◆ **TASK REQUIREMENTS**
Repeat the data below exactly, dropping any pictures it holds.

■ ■ ■ ■

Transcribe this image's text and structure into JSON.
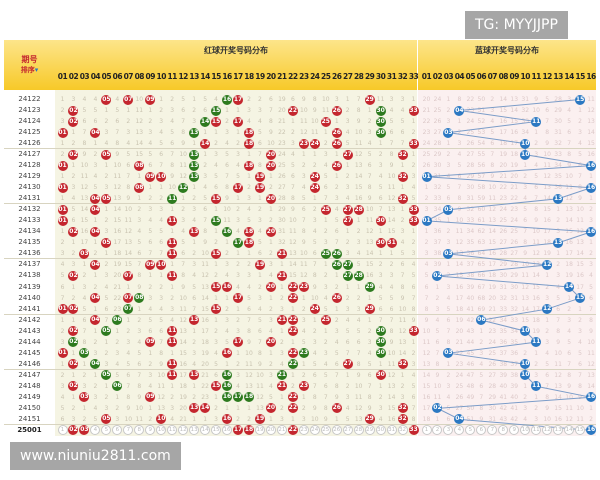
{
  "chart_data": {
    "type": "table",
    "header": {
      "issue_label": "期号",
      "sort_label": "排序",
      "sort_icon": "caret-down-icon",
      "red_title": "红球开奖号码分布",
      "blue_title": "蓝球开奖号码分布"
    },
    "red_columns": [
      "01",
      "02",
      "03",
      "04",
      "05",
      "06",
      "07",
      "08",
      "09",
      "10",
      "11",
      "12",
      "13",
      "14",
      "15",
      "16",
      "17",
      "18",
      "19",
      "20",
      "21",
      "22",
      "23",
      "24",
      "25",
      "26",
      "27",
      "28",
      "29",
      "30",
      "31",
      "32",
      "33"
    ],
    "blue_columns": [
      "01",
      "02",
      "03",
      "04",
      "05",
      "06",
      "07",
      "08",
      "09",
      "10",
      "11",
      "12",
      "13",
      "14",
      "15",
      "16"
    ],
    "first_row_red_omission": [
      1,
      3,
      4,
      4,
      0,
      4,
      0,
      10,
      0,
      1,
      2,
      5,
      1,
      5,
      4,
      0,
      0,
      2,
      2,
      6,
      19,
      6,
      9,
      8,
      10,
      3,
      1,
      7,
      0,
      11,
      3,
      3,
      1
    ],
    "first_row_blue_omission": [
      20,
      24,
      1,
      8,
      22,
      50,
      2,
      14,
      13,
      31,
      9,
      5,
      28,
      3,
      0,
      11
    ],
    "rows": [
      {
        "issue": "24122",
        "red": [
          5,
          7,
          9,
          16,
          17,
          29
        ],
        "green": [
          16
        ],
        "blue": 15
      },
      {
        "issue": "24123",
        "red": [
          2,
          15,
          22,
          26,
          30,
          33
        ],
        "green": [
          15,
          30
        ],
        "blue": 4
      },
      {
        "issue": "24124",
        "red": [
          2,
          14,
          15,
          17,
          25,
          30
        ],
        "green": [
          14,
          30
        ],
        "blue": 11
      },
      {
        "issue": "24125",
        "red": [
          1,
          4,
          13,
          18,
          26,
          30
        ],
        "green": [
          13,
          30
        ],
        "blue": 3
      },
      {
        "issue": "24126",
        "red": [
          14,
          18,
          23,
          24,
          26,
          33
        ],
        "green": [],
        "blue": 10
      },
      {
        "issue": "24127",
        "red": [
          2,
          5,
          13,
          20,
          27,
          32
        ],
        "green": [
          13
        ],
        "blue": 10
      },
      {
        "issue": "24128",
        "red": [
          1,
          8,
          13,
          18,
          20,
          26
        ],
        "green": [
          13
        ],
        "blue": 16
      },
      {
        "issue": "24129",
        "red": [
          9,
          10,
          13,
          19,
          24,
          32
        ],
        "green": [
          13
        ],
        "blue": 1
      },
      {
        "issue": "24130",
        "red": [
          1,
          8,
          12,
          17,
          19,
          24
        ],
        "green": [
          12
        ],
        "blue": 16
      },
      {
        "issue": "24131",
        "red": [
          4,
          5,
          11,
          15,
          20,
          32
        ],
        "green": [
          11
        ],
        "blue": 13
      },
      {
        "issue": "24132",
        "red": [
          1,
          4,
          25,
          27,
          28,
          33
        ],
        "green": [],
        "blue": 3
      },
      {
        "issue": "24133",
        "red": [
          1,
          11,
          15,
          27,
          30,
          33
        ],
        "green": [
          15
        ],
        "blue": 1
      },
      {
        "issue": "24134",
        "red": [
          2,
          4,
          13,
          16,
          18,
          20
        ],
        "green": [
          16
        ],
        "blue": 16
      },
      {
        "issue": "24135",
        "red": [
          5,
          11,
          17,
          18,
          30,
          31
        ],
        "green": [
          17
        ],
        "blue": 13
      },
      {
        "issue": "24136",
        "red": [
          3,
          11,
          15,
          21,
          25,
          26
        ],
        "green": [
          25,
          26
        ],
        "blue": 3
      },
      {
        "issue": "24137",
        "red": [
          4,
          9,
          10,
          19,
          26,
          27
        ],
        "green": [
          26,
          27
        ],
        "blue": 12
      },
      {
        "issue": "24138",
        "red": [
          2,
          7,
          11,
          21,
          27,
          28
        ],
        "green": [
          27,
          28
        ],
        "blue": 2
      },
      {
        "issue": "24139",
        "red": [
          15,
          16,
          20,
          22,
          23,
          29
        ],
        "green": [
          29
        ],
        "blue": 14
      },
      {
        "issue": "24140",
        "red": [
          4,
          7,
          8,
          17,
          22,
          26
        ],
        "green": [
          8
        ],
        "blue": 15
      },
      {
        "issue": "24141",
        "red": [
          1,
          2,
          7,
          15,
          24,
          29
        ],
        "green": [
          7
        ],
        "blue": 12
      },
      {
        "issue": "24142",
        "red": [
          4,
          6,
          13,
          21,
          22,
          25
        ],
        "green": [
          6
        ],
        "blue": 6
      },
      {
        "issue": "24143",
        "red": [
          2,
          5,
          11,
          22,
          30,
          33
        ],
        "green": [
          5,
          30
        ],
        "blue": 10
      },
      {
        "issue": "24144",
        "red": [
          2,
          9,
          11,
          17,
          20,
          30
        ],
        "green": [
          2,
          30
        ],
        "blue": 11
      },
      {
        "issue": "24145",
        "red": [
          1,
          3,
          16,
          22,
          23,
          30
        ],
        "green": [
          3,
          23,
          30
        ],
        "blue": 3
      },
      {
        "issue": "24146",
        "red": [
          2,
          4,
          11,
          22,
          27,
          32
        ],
        "green": [
          4,
          22
        ],
        "blue": 10
      },
      {
        "issue": "24147",
        "red": [
          5,
          11,
          13,
          16,
          21,
          30
        ],
        "green": [
          5,
          16,
          21
        ],
        "blue": 10
      },
      {
        "issue": "24148",
        "red": [
          2,
          6,
          15,
          16,
          21,
          23
        ],
        "green": [
          6,
          16
        ],
        "blue": 11
      },
      {
        "issue": "24149",
        "red": [
          3,
          9,
          16,
          17,
          18,
          22
        ],
        "green": [
          16,
          17,
          18
        ],
        "blue": 16
      },
      {
        "issue": "24150",
        "red": [
          13,
          14,
          20,
          22,
          26,
          32
        ],
        "green": [],
        "blue": 2
      },
      {
        "issue": "24151",
        "red": [
          5,
          10,
          16,
          19,
          29,
          32
        ],
        "green": [],
        "blue": 4
      }
    ],
    "current": {
      "issue": "25001",
      "red": [
        2,
        3,
        17,
        18,
        22,
        33
      ],
      "blue": 16
    },
    "colors": {
      "red_ball": "#c4262e",
      "green_ball": "#2d7a1e",
      "blue_ball": "#2b78c2",
      "red_bg": "#f5f4e3",
      "blue_bg": "#fbf0f0",
      "header": "#f7c928",
      "line": "#7b9cc8"
    }
  },
  "watermarks": {
    "top": "TG: MYYJJPP",
    "bottom": "www.niuniu2811.com"
  }
}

■ ■ ■ ■

◆ **WRITTEN ANSWER**
Transcribe this image's text and structure into JSON.
{
  "chart_data": {
    "type": "table",
    "header": {
      "issue_label": "期号",
      "sort_label": "排序",
      "sort_icon": "caret-down-icon",
      "red_title": "红球开奖号码分布",
      "blue_title": "蓝球开奖号码分布"
    },
    "red_columns": [
      "01",
      "02",
      "03",
      "04",
      "05",
      "06",
      "07",
      "08",
      "09",
      "10",
      "11",
      "12",
      "13",
      "14",
      "15",
      "16",
      "17",
      "18",
      "19",
      "20",
      "21",
      "22",
      "23",
      "24",
      "25",
      "26",
      "27",
      "28",
      "29",
      "30",
      "31",
      "32",
      "33"
    ],
    "blue_columns": [
      "01",
      "02",
      "03",
      "04",
      "05",
      "06",
      "07",
      "08",
      "09",
      "10",
      "11",
      "12",
      "13",
      "14",
      "15",
      "16"
    ],
    "first_row_red_omission": [
      1,
      3,
      4,
      4,
      0,
      4,
      0,
      10,
      0,
      1,
      2,
      5,
      1,
      5,
      4,
      0,
      0,
      2,
      2,
      6,
      19,
      6,
      9,
      8,
      10,
      3,
      1,
      7,
      0,
      11,
      3,
      3,
      1
    ],
    "first_row_blue_omission": [
      20,
      24,
      1,
      8,
      22,
      50,
      2,
      14,
      13,
      31,
      9,
      5,
      28,
      3,
      0,
      11
    ],
    "rows": [
      {
        "issue": "24122",
        "red": [
          5,
          7,
          9,
          16,
          17,
          29
        ],
        "green": [
          16
        ],
        "blue": 15
      },
      {
        "issue": "24123",
        "red": [
          2,
          15,
          22,
          26,
          30,
          33
        ],
        "green": [
          15,
          30
        ],
        "blue": 4
      },
      {
        "issue": "24124",
        "red": [
          2,
          14,
          15,
          17,
          25,
          30
        ],
        "green": [
          14,
          30
        ],
        "blue": 11
      },
      {
        "issue": "24125",
        "red": [
          1,
          4,
          13,
          18,
          26,
          30
        ],
        "green": [
          13,
          30
        ],
        "blue": 3
      },
      {
        "issue": "24126",
        "red": [
          14,
          18,
          23,
          24,
          26,
          33
        ],
        "green": [],
        "blue": 10
      },
      {
        "issue": "24127",
        "red": [
          2,
          5,
          13,
          20,
          27,
          32
        ],
        "green": [
          13
        ],
        "blue": 10
      },
      {
        "issue": "24128",
        "red": [
          1,
          8,
          13,
          18,
          20,
          26
        ],
        "green": [
          13
        ],
        "blue": 16
      },
      {
        "issue": "24129",
        "red": [
          9,
          10,
          13,
          19,
          24,
          32
        ],
        "green": [
          13
        ],
        "blue": 1
      },
      {
        "issue": "24130",
        "red": [
          1,
          8,
          12,
          17,
          19,
          24
        ],
        "green": [
          12
        ],
        "blue": 16
      },
      {
        "issue": "24131",
        "red": [
          4,
          5,
          11,
          15,
          20,
          32
        ],
        "green": [
          11
        ],
        "blue": 13
      },
      {
        "issue": "24132",
        "red": [
          1,
          4,
          25,
          27,
          28,
          33
        ],
        "green": [],
        "blue": 3
      },
      {
        "issue": "24133",
        "red": [
          1,
          11,
          15,
          27,
          30,
          33
        ],
        "green": [
          15
        ],
        "blue": 1
      },
      {
        "issue": "24134",
        "red": [
          2,
          4,
          13,
          16,
          18,
          20
        ],
        "green": [
          16
        ],
        "blue": 16
      },
      {
        "issue": "24135",
        "red": [
          5,
          11,
          17,
          18,
          30,
          31
        ],
        "green": [
          17
        ],
        "blue": 13
      },
      {
        "issue": "24136",
        "red": [
          3,
          11,
          15,
          21,
          25,
          26
        ],
        "green": [
          25,
          26
        ],
        "blue": 3
      },
      {
        "issue": "24137",
        "red": [
          4,
          9,
          10,
          19,
          26,
          27
        ],
        "green": [
          26,
          27
        ],
        "blue": 12
      },
      {
        "issue": "24138",
        "red": [
          2,
          7,
          11,
          21,
          27,
          28
        ],
        "green": [
          27,
          28
        ],
        "blue": 2
      },
      {
        "issue": "24139",
        "red": [
          15,
          16,
          20,
          22,
          23,
          29
        ],
        "green": [
          29
        ],
        "blue": 14
      },
      {
        "issue": "24140",
        "red": [
          4,
          7,
          8,
          17,
          22,
          26
        ],
        "green": [
          8
        ],
        "blue": 15
      },
      {
        "issue": "24141",
        "red": [
          1,
          2,
          7,
          15,
          24,
          29
        ],
        "green": [
          7
        ],
        "blue": 12
      },
      {
        "issue": "24142",
        "red": [
          4,
          6,
          13,
          21,
          22,
          25
        ],
        "green": [
          6
        ],
        "blue": 6
      },
      {
        "issue": "24143",
        "red": [
          2,
          5,
          11,
          22,
          30,
          33
        ],
        "green": [
          5,
          30
        ],
        "blue": 10
      },
      {
        "issue": "24144",
        "red": [
          2,
          9,
          11,
          17,
          20,
          30
        ],
        "green": [
          2,
          30
        ],
        "blue": 11
      },
      {
        "issue": "24145",
        "red": [
          1,
          3,
          16,
          22,
          23,
          30
        ],
        "green": [
          3,
          23,
          30
        ],
        "blue": 3
      },
      {
        "issue": "24146",
        "red": [
          2,
          4,
          11,
          22,
          27,
          32
        ],
        "green": [
          4,
          22
        ],
        "blue": 10
      },
      {
        "issue": "24147",
        "red": [
          5,
          11,
          13,
          16,
          21,
          30
        ],
        "green": [
          5,
          16,
          21
        ],
        "blue": 10
      },
      {
        "issue": "24148",
        "red": [
          2,
          6,
          15,
          16,
          21,
          23
        ],
        "green": [
          6,
          16
        ],
        "blue": 11
      },
      {
        "issue": "24149",
        "red": [
          3,
          9,
          16,
          17,
          18,
          22
        ],
        "green": [
          16,
          17,
          18
        ],
        "blue": 16
      },
      {
        "issue": "24150",
        "red": [
          13,
          14,
          20,
          22,
          26,
          32
        ],
        "green": [],
        "blue": 2
      },
      {
        "issue": "24151",
        "red": [
          5,
          10,
          16,
          19,
          29,
          32
        ],
        "green": [],
        "blue": 4
      }
    ],
    "current": {
      "issue": "25001",
      "red": [
        2,
        3,
        17,
        18,
        22,
        33
      ],
      "blue": 16
    },
    "colors": {
      "red_ball": "#c4262e",
      "green_ball": "#2d7a1e",
      "blue_ball": "#2b78c2",
      "red_bg": "#f5f4e3",
      "blue_bg": "#fbf0f0",
      "header": "#f7c928",
      "line": "#7b9cc8"
    }
  },
  "watermarks": {
    "top": "TG: MYYJJPP",
    "bottom": "www.niuniu2811.com"
  }
}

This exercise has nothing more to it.